- 本文抜粋

高浜虚子 「今朝は早薪割る音や月の宿」
長野県の姨捨山。「をばすて」と言う恐ろしい名称は、棄老伝説によるものであるが、
実際にこの地で棄老の事実があったかどうかは、はっきりしていない。が、こうした事が
正しく伝えられるわけがないし、民話の類であったにしても、姨捨という地名が在ること自体、
全くのフィクションではないだろう。そんな恐ろしい名にもかかわらず、いや、恐ろしい名で
あればこそ、悲哀と感傷をかきたてられる地となる。棄老伝説と、棚田に映る「田毎の月」の
景勝が結びついて、姨捨は、長野県第一の歌枕となってきたのである。
「古今和歌集」に「我が心 なぐさめかねつ さらしなや 姨捨山に てる月をみて」と詠まれた
ことから歌枕となったということだが、その人気を決定的にしたのは、芭蕉の「更科紀行」である。

- 使用データ
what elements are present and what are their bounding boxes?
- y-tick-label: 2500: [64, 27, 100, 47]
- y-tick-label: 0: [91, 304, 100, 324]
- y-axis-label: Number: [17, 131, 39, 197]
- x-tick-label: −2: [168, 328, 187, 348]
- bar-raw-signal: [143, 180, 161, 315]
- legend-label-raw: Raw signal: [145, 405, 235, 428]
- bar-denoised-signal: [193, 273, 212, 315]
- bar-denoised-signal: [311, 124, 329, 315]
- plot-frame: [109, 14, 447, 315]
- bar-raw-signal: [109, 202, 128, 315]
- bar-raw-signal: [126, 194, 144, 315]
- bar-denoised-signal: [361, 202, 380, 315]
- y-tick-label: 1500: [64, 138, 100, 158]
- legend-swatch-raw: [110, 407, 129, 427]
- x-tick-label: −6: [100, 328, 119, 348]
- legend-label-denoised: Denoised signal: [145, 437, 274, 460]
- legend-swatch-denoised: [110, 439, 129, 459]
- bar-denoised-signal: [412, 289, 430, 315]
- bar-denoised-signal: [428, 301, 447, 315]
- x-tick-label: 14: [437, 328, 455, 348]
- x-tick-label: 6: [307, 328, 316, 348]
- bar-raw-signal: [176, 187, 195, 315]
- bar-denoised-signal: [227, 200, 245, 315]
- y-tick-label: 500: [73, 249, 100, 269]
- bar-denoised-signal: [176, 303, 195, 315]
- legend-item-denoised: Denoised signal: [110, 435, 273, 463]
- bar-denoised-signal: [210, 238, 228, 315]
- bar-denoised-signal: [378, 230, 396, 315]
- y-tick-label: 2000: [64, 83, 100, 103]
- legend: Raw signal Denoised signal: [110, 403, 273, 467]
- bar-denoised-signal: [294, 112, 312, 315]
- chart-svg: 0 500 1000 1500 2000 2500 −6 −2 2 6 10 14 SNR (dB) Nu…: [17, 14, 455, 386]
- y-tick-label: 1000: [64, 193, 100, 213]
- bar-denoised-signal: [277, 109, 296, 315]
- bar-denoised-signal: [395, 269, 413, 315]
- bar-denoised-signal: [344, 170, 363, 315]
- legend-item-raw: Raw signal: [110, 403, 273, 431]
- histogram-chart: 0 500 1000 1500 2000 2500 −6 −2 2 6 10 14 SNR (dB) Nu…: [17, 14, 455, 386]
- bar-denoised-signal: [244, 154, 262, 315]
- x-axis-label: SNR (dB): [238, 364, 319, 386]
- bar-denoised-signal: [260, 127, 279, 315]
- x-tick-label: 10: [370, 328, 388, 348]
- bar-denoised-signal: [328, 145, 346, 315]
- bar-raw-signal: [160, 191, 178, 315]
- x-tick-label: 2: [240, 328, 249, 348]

- 課題一覧
1. 本文によると、姨捨の人気を決定的にしたものは何ですか。
2. リストの先頭から「- bar-denoised-signal: [227, 200, 245, 315]」を含む行までの部分について、「bar-raw-signal」を「bar-original-signal」に差し替え、ほかは変えずにその範囲の行だけを書き出してください。
本文とリストの間に関連はありません。

- 解答一覧
1. 芭蕉の「更科紀行」です。

2.
what elements are present and what are their bounding boxes?
- y-tick-label: 2500: [64, 27, 100, 47]
- y-tick-label: 0: [91, 304, 100, 324]
- y-axis-label: Number: [17, 131, 39, 197]
- x-tick-label: −2: [168, 328, 187, 348]
- bar-original-signal: [143, 180, 161, 315]
- legend-label-raw: Raw signal: [145, 405, 235, 428]
- bar-denoised-signal: [193, 273, 212, 315]
- bar-denoised-signal: [311, 124, 329, 315]
- plot-frame: [109, 14, 447, 315]
- bar-original-signal: [109, 202, 128, 315]
- bar-original-signal: [126, 194, 144, 315]
- bar-denoised-signal: [361, 202, 380, 315]
- y-tick-label: 1500: [64, 138, 100, 158]
- legend-swatch-raw: [110, 407, 129, 427]
- x-tick-label: −6: [100, 328, 119, 348]
- legend-label-denoised: Denoised signal: [145, 437, 274, 460]
- legend-swatch-denoised: [110, 439, 129, 459]
- bar-denoised-signal: [412, 289, 430, 315]
- bar-denoised-signal: [428, 301, 447, 315]
- x-tick-label: 14: [437, 328, 455, 348]
- x-tick-label: 6: [307, 328, 316, 348]
- bar-original-signal: [176, 187, 195, 315]
- bar-denoised-signal: [227, 200, 245, 315]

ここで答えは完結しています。